## Given passage
++++++++++
Tuesday, September 22, 2009

The Big Book of Why (is too heavy to lift.)

Sometimes you come to a place inside your head where you feel terribly small and helpless and forget that God is bigger and better than you.

It hits you at night after the house has fallen silent besides the whir of the fans and the faint breathing sounds, and you are lying there in bed, unable to sleep. In the lonely hours you begin to think about love and loss and all the genocides that have happened that you wish you didn’t know about, and you can’t see that God is really bigger than bombs and heartbreak.

You write a book in your head and it is called “The Book of Why.” It is a huge book. There are several chapters, titled, “But…,” “What?,” “How Come?,” and “How Could You?” Then you stand up in front of God (which is easier to do at this point because you cannot see Him) and insist on reading the book to Him, to see what He will have to say for Himself.

But the book is so hard to lift and your tears are so thick, and God is being so quiet, that you start to think that maybe there is something you don’t know. Even though you know so much, so much you wish you didn’t know, maybe God still knows something you don’t.

So, exhausted from the ordeal, you throw yourself back down among the tangled blankets and try, once more, to sleep.

And God says, I’m glad you wrestled with me.
And you say, But I’m limping.
And God says, It’s ok.
And you say, But it hurts.
And God says, I love you.

And in the morning, you find the twenty pieces of wadded tissue on the floor beside your bed, and your eyes are squinty. But outside it is raining quietly and in the kitchen your mother is making blackberry pies, and you think perhaps it will be alright after all.

Based on a true story.

“Therefore thus says the Lord God, ‘Behold, I am laying in Zion a stone, a tested stone, a costly cornerstone for the foundation, well-placed. He who believes in it will not be disturbed (i.e., in a hurry).'” Isaiah 28:16

Saturday, September 19, 2009

A Family Adventure

The kitten incidents are far removed, but I am now seeking blog solace in yet another Texas town (besides my own.) Another adventure trip, this time with my family on a weekend adventure planned by our own private travel agent, Agent Dad. As usual, he braved hell and high water to get us out of town and find some hiking and good food—two ingredients to an enjoyable vacation.

Mom got the weekend off and the plan was a camping trip in Arkansas. But as it often happens with us, storm clouds caught wind of our sunny plans and gathered for miles around to settle in a steadily spinning system directly above every camp ground in Arkansas and Oklahoma, delivering a generous supply of wetness. Camping plans were squelched. Travel plans—not so much.
++++++++++
## Entries shown

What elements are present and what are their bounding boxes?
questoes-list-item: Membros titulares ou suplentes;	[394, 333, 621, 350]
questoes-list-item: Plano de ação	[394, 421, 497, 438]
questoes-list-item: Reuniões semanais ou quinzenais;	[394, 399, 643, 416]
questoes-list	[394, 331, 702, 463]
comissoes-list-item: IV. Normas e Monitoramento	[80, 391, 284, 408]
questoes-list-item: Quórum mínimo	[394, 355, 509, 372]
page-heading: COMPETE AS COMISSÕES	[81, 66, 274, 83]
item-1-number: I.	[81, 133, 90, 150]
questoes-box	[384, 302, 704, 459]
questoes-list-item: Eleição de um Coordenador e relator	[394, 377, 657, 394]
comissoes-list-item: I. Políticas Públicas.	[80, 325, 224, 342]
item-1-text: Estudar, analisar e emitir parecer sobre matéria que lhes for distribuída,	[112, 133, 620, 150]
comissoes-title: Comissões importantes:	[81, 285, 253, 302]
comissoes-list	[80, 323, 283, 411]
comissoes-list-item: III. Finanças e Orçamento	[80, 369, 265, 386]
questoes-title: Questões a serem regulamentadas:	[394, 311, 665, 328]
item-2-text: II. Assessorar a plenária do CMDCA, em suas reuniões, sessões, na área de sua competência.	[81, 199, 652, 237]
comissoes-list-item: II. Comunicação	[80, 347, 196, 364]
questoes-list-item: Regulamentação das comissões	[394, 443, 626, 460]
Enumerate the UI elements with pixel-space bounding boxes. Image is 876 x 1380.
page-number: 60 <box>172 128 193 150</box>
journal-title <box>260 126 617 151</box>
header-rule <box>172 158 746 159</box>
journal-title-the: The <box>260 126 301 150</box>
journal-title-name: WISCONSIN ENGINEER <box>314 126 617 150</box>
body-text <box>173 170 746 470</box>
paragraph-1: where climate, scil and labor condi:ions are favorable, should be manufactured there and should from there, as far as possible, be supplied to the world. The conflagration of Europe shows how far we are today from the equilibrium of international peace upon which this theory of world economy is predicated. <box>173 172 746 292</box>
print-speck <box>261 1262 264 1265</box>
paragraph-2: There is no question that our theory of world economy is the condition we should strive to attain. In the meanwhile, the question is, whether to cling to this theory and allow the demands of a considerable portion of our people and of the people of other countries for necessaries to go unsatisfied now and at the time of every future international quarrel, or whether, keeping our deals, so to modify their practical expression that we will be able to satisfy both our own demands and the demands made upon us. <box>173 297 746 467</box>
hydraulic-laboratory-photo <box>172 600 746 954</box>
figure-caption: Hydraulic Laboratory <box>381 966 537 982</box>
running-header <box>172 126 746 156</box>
++++++++++
## What you are asked to do
In the blog page, what is the mother making in the kitchen the next morning? Nothing in the entries matters here.

## Answer box
Blackberry pies.